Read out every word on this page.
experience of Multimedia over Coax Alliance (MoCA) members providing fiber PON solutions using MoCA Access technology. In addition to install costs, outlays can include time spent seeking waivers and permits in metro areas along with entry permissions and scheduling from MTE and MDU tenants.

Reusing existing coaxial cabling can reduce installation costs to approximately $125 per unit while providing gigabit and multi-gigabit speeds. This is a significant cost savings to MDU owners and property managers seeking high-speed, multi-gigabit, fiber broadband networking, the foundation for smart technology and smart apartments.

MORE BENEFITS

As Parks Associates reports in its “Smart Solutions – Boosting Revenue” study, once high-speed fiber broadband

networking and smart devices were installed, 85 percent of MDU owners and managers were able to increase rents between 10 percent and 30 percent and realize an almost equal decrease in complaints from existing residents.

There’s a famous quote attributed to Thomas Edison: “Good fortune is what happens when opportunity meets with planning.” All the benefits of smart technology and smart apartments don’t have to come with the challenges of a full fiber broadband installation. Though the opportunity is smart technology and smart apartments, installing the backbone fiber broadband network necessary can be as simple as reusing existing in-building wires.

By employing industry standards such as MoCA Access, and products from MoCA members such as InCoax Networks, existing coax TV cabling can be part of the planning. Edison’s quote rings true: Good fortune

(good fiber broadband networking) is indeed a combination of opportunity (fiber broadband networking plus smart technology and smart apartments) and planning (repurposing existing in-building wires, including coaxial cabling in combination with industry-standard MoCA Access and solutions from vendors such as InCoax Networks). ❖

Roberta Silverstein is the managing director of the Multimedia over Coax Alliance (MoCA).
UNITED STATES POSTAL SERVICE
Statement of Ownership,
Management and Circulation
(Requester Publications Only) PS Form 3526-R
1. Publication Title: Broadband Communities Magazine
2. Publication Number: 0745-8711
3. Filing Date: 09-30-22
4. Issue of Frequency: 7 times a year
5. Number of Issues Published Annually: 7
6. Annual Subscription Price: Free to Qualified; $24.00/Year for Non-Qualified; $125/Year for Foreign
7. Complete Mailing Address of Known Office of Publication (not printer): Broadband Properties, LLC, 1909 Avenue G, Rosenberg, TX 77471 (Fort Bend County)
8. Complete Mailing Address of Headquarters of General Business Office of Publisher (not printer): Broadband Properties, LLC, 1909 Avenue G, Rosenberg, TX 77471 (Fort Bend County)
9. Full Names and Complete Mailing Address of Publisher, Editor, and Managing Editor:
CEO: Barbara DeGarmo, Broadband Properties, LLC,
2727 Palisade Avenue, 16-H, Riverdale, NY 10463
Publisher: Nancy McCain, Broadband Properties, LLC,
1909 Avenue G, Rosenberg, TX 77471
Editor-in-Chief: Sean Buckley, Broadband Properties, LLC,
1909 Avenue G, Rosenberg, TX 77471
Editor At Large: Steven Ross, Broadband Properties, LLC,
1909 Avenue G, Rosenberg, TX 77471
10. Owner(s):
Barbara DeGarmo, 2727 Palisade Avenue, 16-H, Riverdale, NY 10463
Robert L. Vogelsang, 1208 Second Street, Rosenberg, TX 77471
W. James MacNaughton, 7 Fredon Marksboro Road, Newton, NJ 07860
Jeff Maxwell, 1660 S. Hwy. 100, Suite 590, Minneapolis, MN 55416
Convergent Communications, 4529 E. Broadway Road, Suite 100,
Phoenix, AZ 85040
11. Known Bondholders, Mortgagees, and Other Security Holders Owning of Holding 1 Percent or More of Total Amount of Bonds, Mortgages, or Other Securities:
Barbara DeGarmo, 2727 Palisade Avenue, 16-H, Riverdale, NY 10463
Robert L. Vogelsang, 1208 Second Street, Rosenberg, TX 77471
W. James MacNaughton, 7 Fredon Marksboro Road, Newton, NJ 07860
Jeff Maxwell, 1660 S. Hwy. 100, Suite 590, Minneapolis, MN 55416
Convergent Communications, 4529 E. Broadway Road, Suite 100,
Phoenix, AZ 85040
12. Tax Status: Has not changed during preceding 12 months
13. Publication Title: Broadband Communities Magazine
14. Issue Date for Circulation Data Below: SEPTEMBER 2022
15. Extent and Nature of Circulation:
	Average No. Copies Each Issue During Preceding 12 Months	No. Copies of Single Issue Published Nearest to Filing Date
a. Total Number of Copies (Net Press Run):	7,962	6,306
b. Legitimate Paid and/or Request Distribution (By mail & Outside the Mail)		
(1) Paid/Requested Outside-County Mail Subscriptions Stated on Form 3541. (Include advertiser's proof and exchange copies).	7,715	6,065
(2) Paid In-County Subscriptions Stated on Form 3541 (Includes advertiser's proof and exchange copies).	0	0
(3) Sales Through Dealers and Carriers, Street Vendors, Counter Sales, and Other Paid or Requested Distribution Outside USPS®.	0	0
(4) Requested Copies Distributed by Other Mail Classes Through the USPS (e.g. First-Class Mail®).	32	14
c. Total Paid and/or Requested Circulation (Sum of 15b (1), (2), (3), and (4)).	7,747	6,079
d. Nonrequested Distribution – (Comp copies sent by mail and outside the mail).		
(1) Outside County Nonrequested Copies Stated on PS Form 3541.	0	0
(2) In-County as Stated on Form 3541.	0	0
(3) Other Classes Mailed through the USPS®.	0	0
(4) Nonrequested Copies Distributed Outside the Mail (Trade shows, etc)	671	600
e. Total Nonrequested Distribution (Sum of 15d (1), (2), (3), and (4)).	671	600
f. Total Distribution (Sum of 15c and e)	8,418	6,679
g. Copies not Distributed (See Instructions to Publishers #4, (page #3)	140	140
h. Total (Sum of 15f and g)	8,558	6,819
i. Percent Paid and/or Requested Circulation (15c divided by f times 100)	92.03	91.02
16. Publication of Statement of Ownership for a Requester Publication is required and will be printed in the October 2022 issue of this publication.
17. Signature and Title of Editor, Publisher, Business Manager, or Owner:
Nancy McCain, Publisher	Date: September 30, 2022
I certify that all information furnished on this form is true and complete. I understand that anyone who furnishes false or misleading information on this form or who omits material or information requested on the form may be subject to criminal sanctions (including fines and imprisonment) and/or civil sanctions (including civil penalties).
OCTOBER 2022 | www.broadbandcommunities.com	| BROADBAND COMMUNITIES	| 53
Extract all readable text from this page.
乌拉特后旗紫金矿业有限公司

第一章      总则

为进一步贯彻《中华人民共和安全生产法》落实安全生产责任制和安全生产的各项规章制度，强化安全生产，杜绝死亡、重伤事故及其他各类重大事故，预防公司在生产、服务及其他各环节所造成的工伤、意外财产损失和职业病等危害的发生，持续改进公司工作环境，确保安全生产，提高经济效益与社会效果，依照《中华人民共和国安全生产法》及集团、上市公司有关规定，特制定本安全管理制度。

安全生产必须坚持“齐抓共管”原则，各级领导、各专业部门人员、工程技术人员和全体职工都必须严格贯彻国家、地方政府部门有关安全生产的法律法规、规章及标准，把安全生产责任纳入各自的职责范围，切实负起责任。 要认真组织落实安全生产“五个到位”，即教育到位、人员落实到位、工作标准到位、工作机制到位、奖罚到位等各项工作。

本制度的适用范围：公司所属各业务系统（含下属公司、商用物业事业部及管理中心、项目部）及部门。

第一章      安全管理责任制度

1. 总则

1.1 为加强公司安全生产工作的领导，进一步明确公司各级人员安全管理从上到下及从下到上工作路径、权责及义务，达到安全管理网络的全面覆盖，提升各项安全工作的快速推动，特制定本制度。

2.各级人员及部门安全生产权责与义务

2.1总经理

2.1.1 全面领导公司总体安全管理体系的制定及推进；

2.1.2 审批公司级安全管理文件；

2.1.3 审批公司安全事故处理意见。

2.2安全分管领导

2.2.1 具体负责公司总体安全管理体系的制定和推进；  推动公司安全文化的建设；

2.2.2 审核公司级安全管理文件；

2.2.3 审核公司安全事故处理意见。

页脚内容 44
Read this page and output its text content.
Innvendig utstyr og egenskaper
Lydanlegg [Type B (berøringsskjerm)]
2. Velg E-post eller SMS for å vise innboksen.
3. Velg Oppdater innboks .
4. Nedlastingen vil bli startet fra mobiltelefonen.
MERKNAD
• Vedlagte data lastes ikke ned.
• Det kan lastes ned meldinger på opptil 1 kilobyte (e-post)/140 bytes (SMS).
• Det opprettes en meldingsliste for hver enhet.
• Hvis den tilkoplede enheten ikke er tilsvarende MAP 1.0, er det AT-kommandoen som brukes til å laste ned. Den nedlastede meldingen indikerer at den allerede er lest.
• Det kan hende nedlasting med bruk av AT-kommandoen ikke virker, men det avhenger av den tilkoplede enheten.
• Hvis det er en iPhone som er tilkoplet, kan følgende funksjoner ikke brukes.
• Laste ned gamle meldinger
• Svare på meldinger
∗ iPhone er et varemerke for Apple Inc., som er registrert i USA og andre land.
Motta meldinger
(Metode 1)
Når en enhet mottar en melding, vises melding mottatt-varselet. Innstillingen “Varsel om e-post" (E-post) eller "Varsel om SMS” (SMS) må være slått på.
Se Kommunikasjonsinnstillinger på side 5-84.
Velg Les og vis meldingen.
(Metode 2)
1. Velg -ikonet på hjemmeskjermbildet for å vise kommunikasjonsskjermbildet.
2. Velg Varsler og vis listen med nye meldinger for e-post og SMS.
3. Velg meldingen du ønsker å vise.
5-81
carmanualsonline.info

──────────────────────────────

**Problem description**: In the records, locate each line holding the string "enheten" and copy it.

**Final result**:
• Hvis den tilkoplede enheten ikke er tilsvarende MAP 1.0, er det AT-kommandoen som brukes til å laste ned. Den nedlastede meldingen indikerer at den allerede er lest.
• Det kan hende nedlasting med bruk av AT-kommandoen ikke virker, men det avhenger av den tilkoplede enheten.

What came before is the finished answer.